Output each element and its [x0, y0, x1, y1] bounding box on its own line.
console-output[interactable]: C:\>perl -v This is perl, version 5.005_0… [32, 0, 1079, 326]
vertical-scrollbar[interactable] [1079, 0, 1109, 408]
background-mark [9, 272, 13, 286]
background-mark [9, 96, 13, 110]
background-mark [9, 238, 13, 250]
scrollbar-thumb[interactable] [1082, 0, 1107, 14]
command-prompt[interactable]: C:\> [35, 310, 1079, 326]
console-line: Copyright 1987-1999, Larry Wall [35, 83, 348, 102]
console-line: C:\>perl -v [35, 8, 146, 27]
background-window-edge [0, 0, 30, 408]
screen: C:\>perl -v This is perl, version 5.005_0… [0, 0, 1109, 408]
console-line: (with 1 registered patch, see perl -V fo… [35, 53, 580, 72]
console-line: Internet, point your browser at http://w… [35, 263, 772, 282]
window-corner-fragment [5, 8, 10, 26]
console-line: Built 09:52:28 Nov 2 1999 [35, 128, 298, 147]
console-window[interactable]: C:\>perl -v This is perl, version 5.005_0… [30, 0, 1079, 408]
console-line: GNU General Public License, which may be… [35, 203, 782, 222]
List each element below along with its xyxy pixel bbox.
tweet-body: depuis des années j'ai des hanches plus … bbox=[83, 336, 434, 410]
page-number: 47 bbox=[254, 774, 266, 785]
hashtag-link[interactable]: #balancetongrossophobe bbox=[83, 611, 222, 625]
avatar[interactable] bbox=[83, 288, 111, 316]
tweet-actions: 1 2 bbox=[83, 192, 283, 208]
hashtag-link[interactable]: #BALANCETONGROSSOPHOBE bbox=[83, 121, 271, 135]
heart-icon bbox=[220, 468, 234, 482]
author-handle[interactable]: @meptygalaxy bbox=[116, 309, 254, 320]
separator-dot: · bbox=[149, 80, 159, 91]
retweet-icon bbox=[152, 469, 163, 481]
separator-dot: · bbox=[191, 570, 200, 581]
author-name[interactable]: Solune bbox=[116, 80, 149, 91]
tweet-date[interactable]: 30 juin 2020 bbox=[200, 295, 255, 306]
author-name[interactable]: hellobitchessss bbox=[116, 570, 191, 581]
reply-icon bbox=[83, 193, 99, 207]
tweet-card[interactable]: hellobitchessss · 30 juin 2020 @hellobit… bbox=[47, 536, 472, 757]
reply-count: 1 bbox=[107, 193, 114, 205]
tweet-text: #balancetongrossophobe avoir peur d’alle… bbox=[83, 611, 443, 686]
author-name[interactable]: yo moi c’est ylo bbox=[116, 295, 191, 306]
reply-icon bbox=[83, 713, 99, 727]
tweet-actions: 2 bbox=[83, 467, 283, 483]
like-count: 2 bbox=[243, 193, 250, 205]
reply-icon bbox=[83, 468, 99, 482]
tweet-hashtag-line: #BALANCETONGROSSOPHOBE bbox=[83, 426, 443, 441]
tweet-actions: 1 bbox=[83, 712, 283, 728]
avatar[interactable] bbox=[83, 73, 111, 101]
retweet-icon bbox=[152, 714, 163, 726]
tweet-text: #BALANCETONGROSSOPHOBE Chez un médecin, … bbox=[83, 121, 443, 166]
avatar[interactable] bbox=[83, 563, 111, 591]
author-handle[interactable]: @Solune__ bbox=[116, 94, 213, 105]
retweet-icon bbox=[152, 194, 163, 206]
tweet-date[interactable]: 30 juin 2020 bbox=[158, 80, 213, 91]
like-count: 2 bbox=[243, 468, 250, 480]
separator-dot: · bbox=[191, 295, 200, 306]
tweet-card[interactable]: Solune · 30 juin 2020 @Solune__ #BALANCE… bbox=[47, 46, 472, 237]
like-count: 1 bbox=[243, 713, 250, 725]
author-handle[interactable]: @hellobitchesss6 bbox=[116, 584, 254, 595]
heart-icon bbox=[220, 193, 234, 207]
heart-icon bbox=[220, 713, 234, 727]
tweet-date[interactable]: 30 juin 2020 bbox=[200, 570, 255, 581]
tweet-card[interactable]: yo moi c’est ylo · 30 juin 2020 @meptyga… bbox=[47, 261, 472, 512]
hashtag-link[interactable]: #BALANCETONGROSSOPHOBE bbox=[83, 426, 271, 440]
┄┄┄┄┄┄
### Given task
Reproduce every line of the data above verbatim, in the same order and with nothing left out or changed.

### Written solution
Output each element and its [x0, y0, x1, y1] bounding box on its own line.
console-output[interactable]: C:\>perl -v This is perl, version 5.005_0… [32, 0, 1079, 326]
vertical-scrollbar[interactable] [1079, 0, 1109, 408]
background-mark [9, 272, 13, 286]
background-mark [9, 96, 13, 110]
background-mark [9, 238, 13, 250]
scrollbar-thumb[interactable] [1082, 0, 1107, 14]
command-prompt[interactable]: C:\> [35, 310, 1079, 326]
console-line: Copyright 1987-1999, Larry Wall [35, 83, 348, 102]
console-line: C:\>perl -v [35, 8, 146, 27]
background-window-edge [0, 0, 30, 408]
screen: C:\>perl -v This is perl, version 5.005_0… [0, 0, 1109, 408]
console-line: (with 1 registered patch, see perl -V fo… [35, 53, 580, 72]
console-line: Internet, point your browser at http://w… [35, 263, 772, 282]
window-corner-fragment [5, 8, 10, 26]
console-line: Built 09:52:28 Nov 2 1999 [35, 128, 298, 147]
console-window[interactable]: C:\>perl -v This is perl, version 5.005_0… [30, 0, 1079, 408]
console-line: GNU General Public License, which may be… [35, 203, 782, 222]
List each element below along with its xyxy pixel bbox.
tweet-body: depuis des années j'ai des hanches plus … bbox=[83, 336, 434, 410]
page-number: 47 bbox=[254, 774, 266, 785]
hashtag-link[interactable]: #balancetongrossophobe bbox=[83, 611, 222, 625]
avatar[interactable] bbox=[83, 288, 111, 316]
tweet-actions: 1 2 bbox=[83, 192, 283, 208]
hashtag-link[interactable]: #BALANCETONGROSSOPHOBE bbox=[83, 121, 271, 135]
heart-icon bbox=[220, 468, 234, 482]
author-handle[interactable]: @meptygalaxy bbox=[116, 309, 254, 320]
separator-dot: · bbox=[149, 80, 159, 91]
retweet-icon bbox=[152, 469, 163, 481]
separator-dot: · bbox=[191, 570, 200, 581]
author-name[interactable]: Solune bbox=[116, 80, 149, 91]
tweet-date[interactable]: 30 juin 2020 bbox=[200, 295, 255, 306]
author-name[interactable]: hellobitchessss bbox=[116, 570, 191, 581]
reply-icon bbox=[83, 193, 99, 207]
tweet-card[interactable]: hellobitchessss · 30 juin 2020 @hellobit… bbox=[47, 536, 472, 757]
reply-count: 1 bbox=[107, 193, 114, 205]
tweet-text: #balancetongrossophobe avoir peur d’alle… bbox=[83, 611, 443, 686]
author-name[interactable]: yo moi c’est ylo bbox=[116, 295, 191, 306]
reply-icon bbox=[83, 713, 99, 727]
tweet-actions: 2 bbox=[83, 467, 283, 483]
like-count: 2 bbox=[243, 193, 250, 205]
reply-icon bbox=[83, 468, 99, 482]
tweet-hashtag-line: #BALANCETONGROSSOPHOBE bbox=[83, 426, 443, 441]
tweet-actions: 1 bbox=[83, 712, 283, 728]
avatar[interactable] bbox=[83, 73, 111, 101]
retweet-icon bbox=[152, 714, 163, 726]
tweet-text: #BALANCETONGROSSOPHOBE Chez un médecin, … bbox=[83, 121, 443, 166]
avatar[interactable] bbox=[83, 563, 111, 591]
author-handle[interactable]: @Solune__ bbox=[116, 94, 213, 105]
retweet-icon bbox=[152, 194, 163, 206]
tweet-date[interactable]: 30 juin 2020 bbox=[158, 80, 213, 91]
like-count: 2 bbox=[243, 468, 250, 480]
separator-dot: · bbox=[191, 295, 200, 306]
tweet-card[interactable]: Solune · 30 juin 2020 @Solune__ #BALANCE… bbox=[47, 46, 472, 237]
like-count: 1 bbox=[243, 713, 250, 725]
author-handle[interactable]: @hellobitchesss6 bbox=[116, 584, 254, 595]
heart-icon bbox=[220, 193, 234, 207]
heart-icon bbox=[220, 713, 234, 727]
tweet-date[interactable]: 30 juin 2020 bbox=[200, 570, 255, 581]
tweet-card[interactable]: yo moi c’est ylo · 30 juin 2020 @meptyga… bbox=[47, 261, 472, 512]
hashtag-link[interactable]: #BALANCETONGROSSOPHOBE bbox=[83, 426, 271, 440]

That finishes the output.